Begin Data entries

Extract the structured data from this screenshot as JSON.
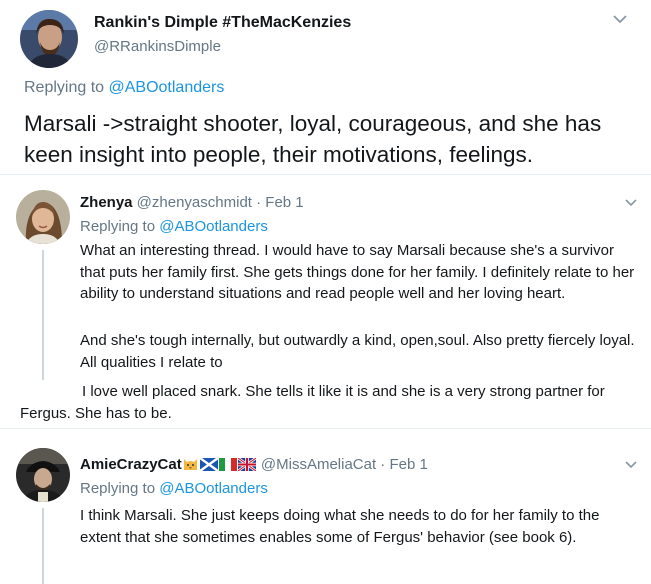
{
  "main_tweet": {
    "author_name": "Rankin's Dimple #TheMacKenzies",
    "author_handle": "@RRankinsDimple",
    "replying_prefix": "Replying to ",
    "replying_to": "@ABOotlanders",
    "text": "Marsali ->straight shooter, loyal, courageous, and she has keen insight into people, their motivations, feelings."
  },
  "replies": [
    {
      "author_name": "Zhenya",
      "meta": " @zhenyaschmidt · Feb 1",
      "replying_prefix": "Replying to ",
      "replying_to": "@ABOotlanders",
      "paragraphs": [
        "What an interesting thread. I would have to say Marsali because she's a survivor that puts her family first.  She gets things done for her family. I definitely relate to her ability to understand situations and read people well and her loving heart.",
        "And she's tough internally, but outwardly a kind, open,soul. Also pretty fiercely loyal. All qualities I relate to",
        "I love well placed snark. She tells it like it is and she is a very strong partner for Fergus. She has to be."
      ]
    },
    {
      "author_name": "AmieCrazyCat",
      "emojis": [
        "cat-face-emoji",
        "scotland-flag-emoji",
        "italy-flag-emoji",
        "uk-flag-emoji"
      ],
      "meta": " @MissAmeliaCat · Feb 1",
      "replying_prefix": "Replying to ",
      "replying_to": "@ABOotlanders",
      "paragraphs": [
        "I think Marsali. She just keeps doing what she needs to do for her family to the extent that she sometimes enables some of Fergus' behavior (see book 6)."
      ]
    }
  ],
  "colors": {
    "link": "#1b95e0",
    "secondary_text": "#657786",
    "primary_text": "#14171a",
    "divider": "#e6ecf0"
  }
}
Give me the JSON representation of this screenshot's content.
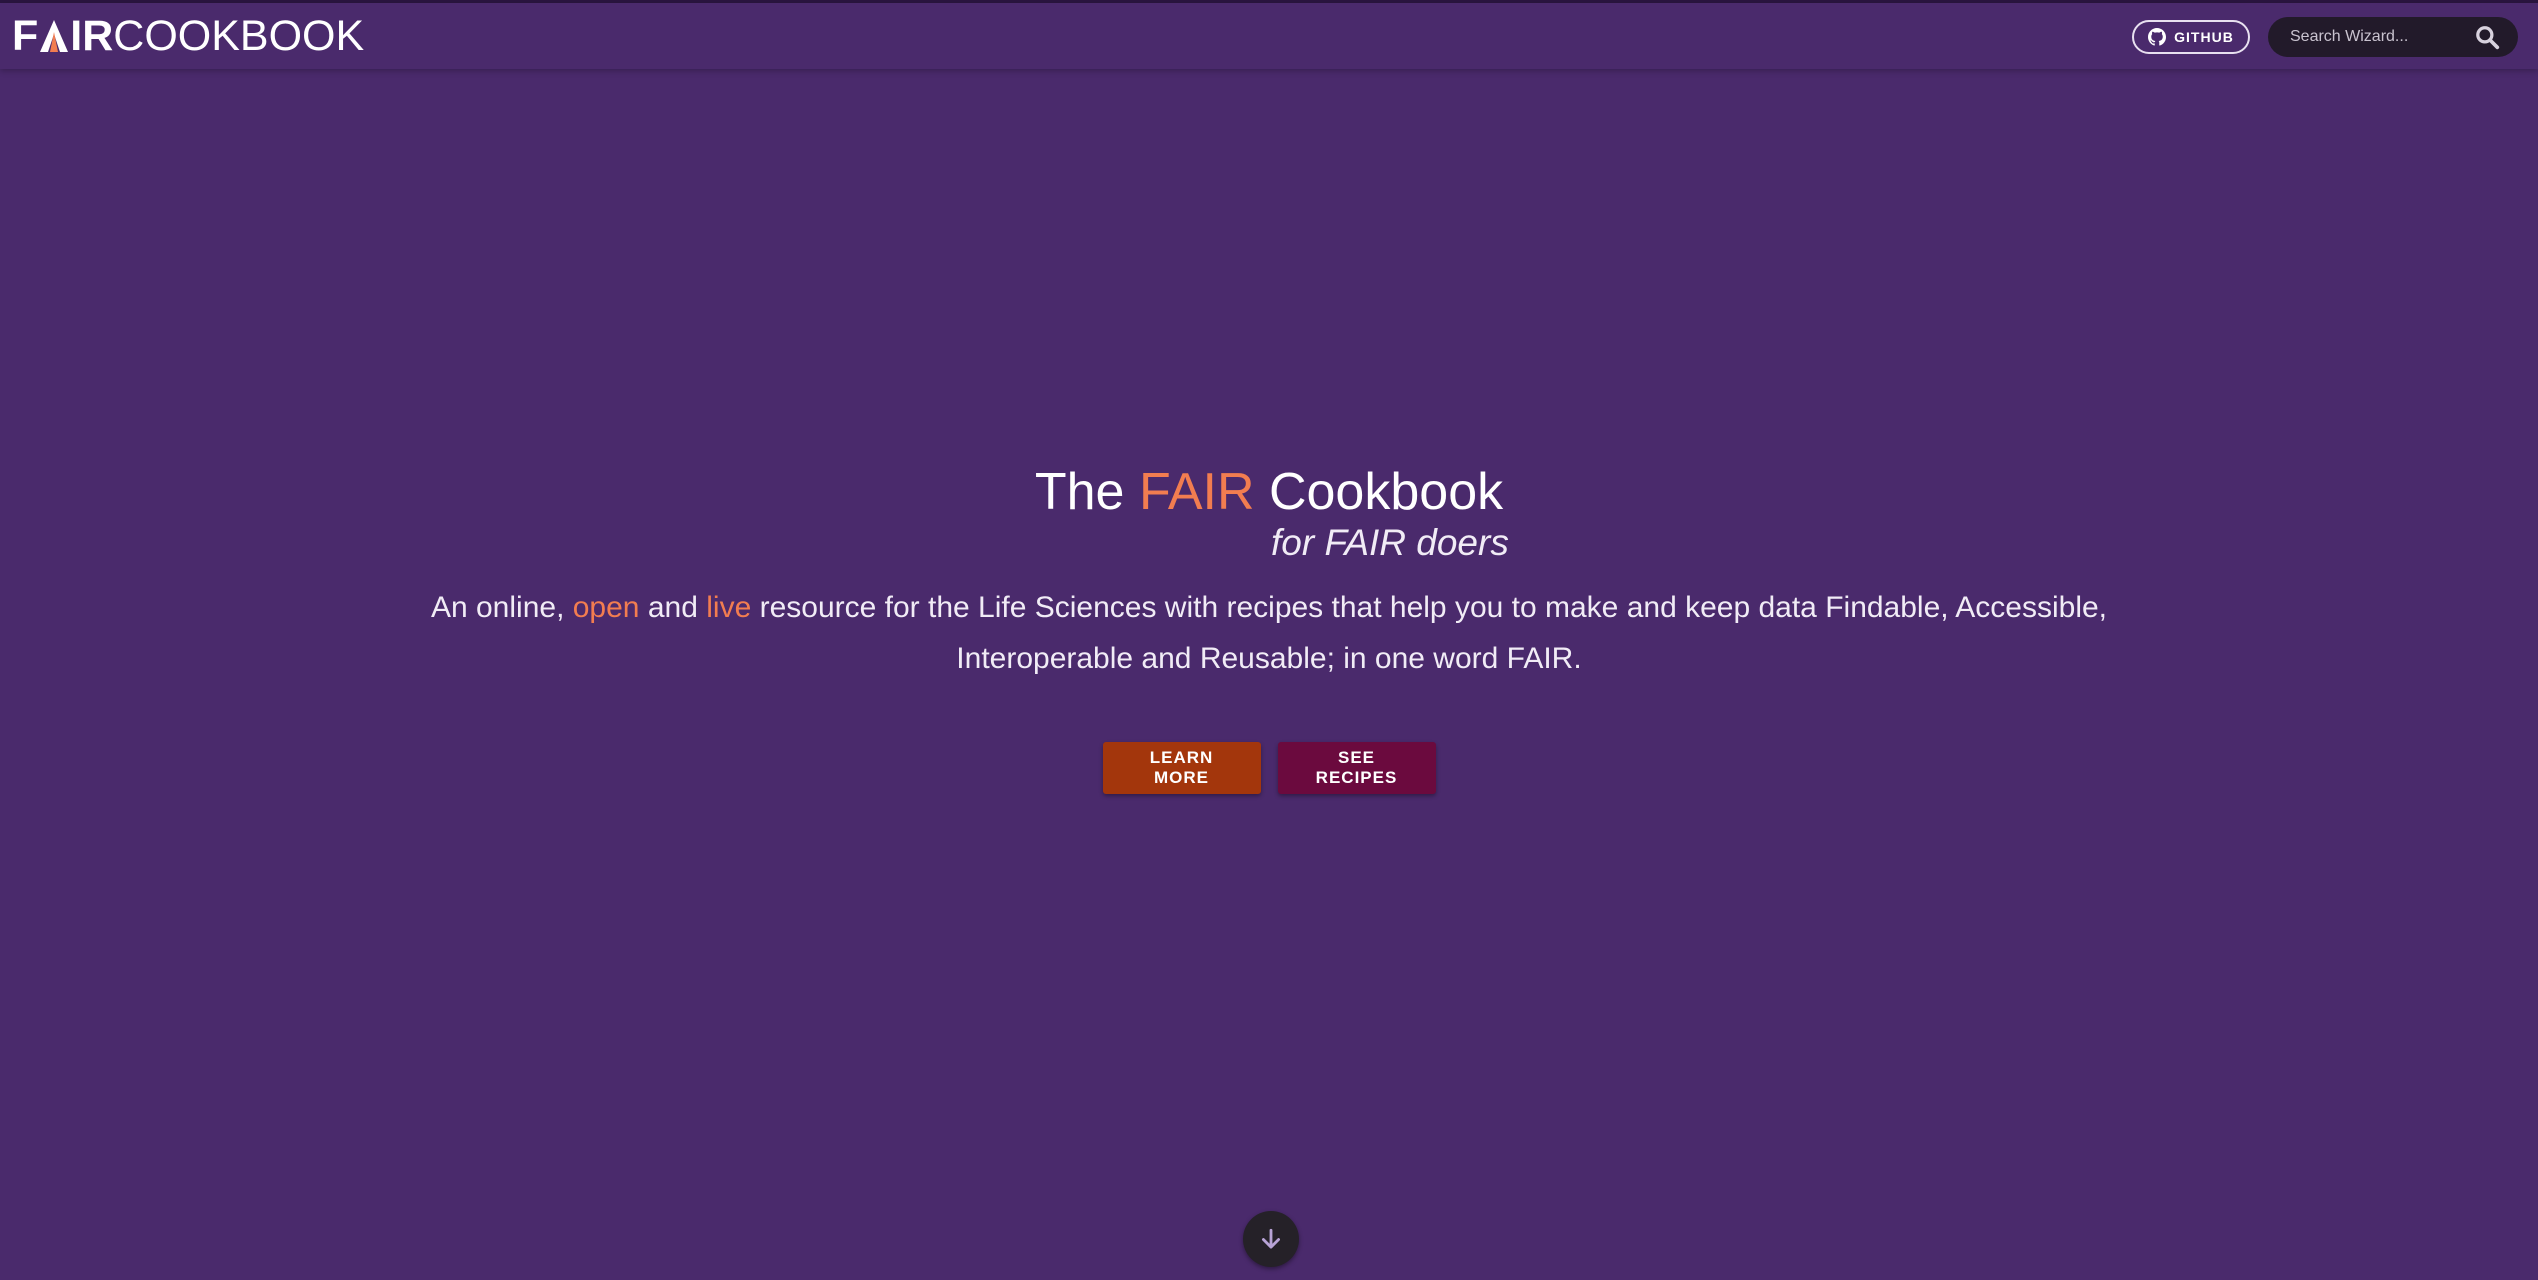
{
  "header": {
    "logo_fair_prefix": "F",
    "logo_fair_suffix": "IR",
    "logo_cookbook": "COOKBOOK",
    "github_label": "GITHUB",
    "search_placeholder": "Search Wizard...",
    "search_icon": "search-icon",
    "github_icon": "github-icon"
  },
  "hero": {
    "title_pre": "The ",
    "title_accent": "FAIR",
    "title_post": " Cookbook",
    "subtitle": "for FAIR doers",
    "desc_1": "An online, ",
    "desc_open": "open",
    "desc_2": " and ",
    "desc_live": "live",
    "desc_3": " resource for the Life Sciences with recipes that help you to make and keep data Findable, Accessible, Interoperable and Reusable; in one word FAIR.",
    "learn_more": "LEARN MORE",
    "see_recipes": "SEE RECIPES",
    "scroll_icon": "arrow-down-icon"
  },
  "colors": {
    "background": "#4a2a6c",
    "accent": "#f27d50",
    "learn_more_button": "#a3360c",
    "see_recipes_button": "#6b0a3e",
    "search_background": "#221a2a"
  }
}
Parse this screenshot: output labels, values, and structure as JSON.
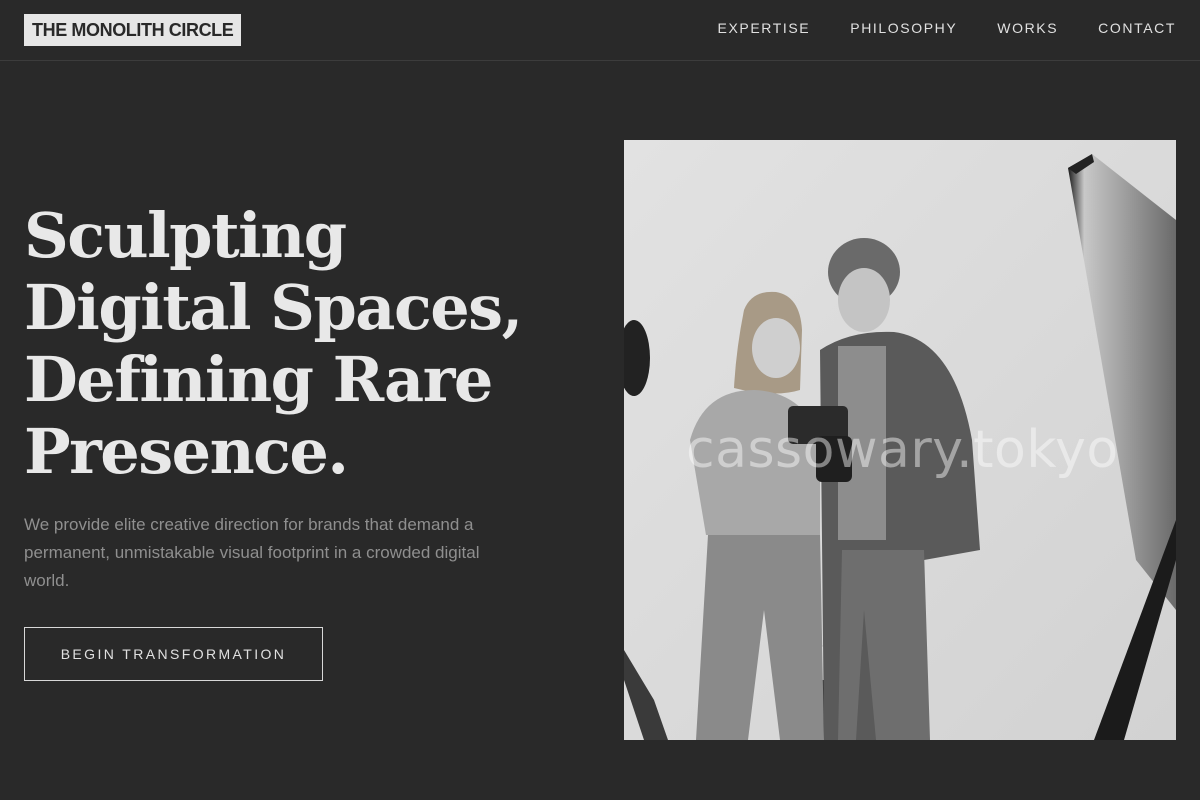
{
  "brand": {
    "name": "THE MONOLITH CIRCLE"
  },
  "nav": {
    "items": [
      {
        "label": "EXPERTISE"
      },
      {
        "label": "PHILOSOPHY"
      },
      {
        "label": "WORKS"
      },
      {
        "label": "CONTACT"
      }
    ]
  },
  "hero": {
    "title_lines": [
      "Sculpting",
      "Digital Spaces,",
      "Defining Rare",
      "Presence."
    ],
    "subtitle": "We provide elite creative direction for brands that demand a permanent, unmistakable visual footprint in a crowded digital world.",
    "cta_label": "BEGIN TRANSFORMATION"
  },
  "image": {
    "watermark": "cassowary.tokyo"
  },
  "colors": {
    "background": "#292929",
    "text": "#e6e6e6",
    "muted": "#8f8f8f",
    "logo_bg": "#e6e6e6"
  }
}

End Data entries

What is asked
Exclude the images and reproduce the remaining data exactly.

Finished answer
Extract the structured data from this screenshot as JSON.
{
  "main_tweet": {
    "author_name": "Rankin's Dimple #TheMacKenzies",
    "author_handle": "@RRankinsDimple",
    "replying_prefix": "Replying to ",
    "replying_to": "@ABOotlanders",
    "text": "Marsali ->straight shooter, loyal, courageous, and she has keen insight into people, their motivations, feelings."
  },
  "replies": [
    {
      "author_name": "Zhenya",
      "meta": " @zhenyaschmidt · Feb 1",
      "replying_prefix": "Replying to ",
      "replying_to": "@ABOotlanders",
      "paragraphs": [
        "What an interesting thread. I would have to say Marsali because she's a survivor that puts her family first.  She gets things done for her family. I definitely relate to her ability to understand situations and read people well and her loving heart.",
        "And she's tough internally, but outwardly a kind, open,soul. Also pretty fiercely loyal. All qualities I relate to",
        "I love well placed snark. She tells it like it is and she is a very strong partner for Fergus. She has to be."
      ]
    },
    {
      "author_name": "AmieCrazyCat",
      "emojis": [
        "cat-face-emoji",
        "scotland-flag-emoji",
        "italy-flag-emoji",
        "uk-flag-emoji"
      ],
      "meta": " @MissAmeliaCat · Feb 1",
      "replying_prefix": "Replying to ",
      "replying_to": "@ABOotlanders",
      "paragraphs": [
        "I think Marsali. She just keeps doing what she needs to do for her family to the extent that she sometimes enables some of Fergus' behavior (see book 6)."
      ]
    }
  ],
  "colors": {
    "link": "#1b95e0",
    "secondary_text": "#657786",
    "primary_text": "#14171a",
    "divider": "#e6ecf0"
  }
}
Give me the JSON representation of this screenshot's content.
{
  "header": {
    "logo_fair_prefix": "F",
    "logo_fair_suffix": "IR",
    "logo_cookbook": "COOKBOOK",
    "github_label": "GITHUB",
    "search_placeholder": "Search Wizard...",
    "search_icon": "search-icon",
    "github_icon": "github-icon"
  },
  "hero": {
    "title_pre": "The ",
    "title_accent": "FAIR",
    "title_post": " Cookbook",
    "subtitle": "for FAIR doers",
    "desc_1": "An online, ",
    "desc_open": "open",
    "desc_2": " and ",
    "desc_live": "live",
    "desc_3": " resource for the Life Sciences with recipes that help you to make and keep data Findable, Accessible, Interoperable and Reusable; in one word FAIR.",
    "learn_more": "LEARN MORE",
    "see_recipes": "SEE RECIPES",
    "scroll_icon": "arrow-down-icon"
  },
  "colors": {
    "background": "#4a2a6c",
    "accent": "#f27d50",
    "learn_more_button": "#a3360c",
    "see_recipes_button": "#6b0a3e",
    "search_background": "#221a2a"
  }
}
Parse this screenshot: output labels, values, and structure as JSON.
{
  "brand": {
    "name": "THE MONOLITH CIRCLE"
  },
  "nav": {
    "items": [
      {
        "label": "EXPERTISE"
      },
      {
        "label": "PHILOSOPHY"
      },
      {
        "label": "WORKS"
      },
      {
        "label": "CONTACT"
      }
    ]
  },
  "hero": {
    "title_lines": [
      "Sculpting",
      "Digital Spaces,",
      "Defining Rare",
      "Presence."
    ],
    "subtitle": "We provide elite creative direction for brands that demand a permanent, unmistakable visual footprint in a crowded digital world.",
    "cta_label": "BEGIN TRANSFORMATION"
  },
  "image": {
    "watermark": "cassowary.tokyo"
  },
  "colors": {
    "background": "#292929",
    "text": "#e6e6e6",
    "muted": "#8f8f8f",
    "logo_bg": "#e6e6e6"
  }
}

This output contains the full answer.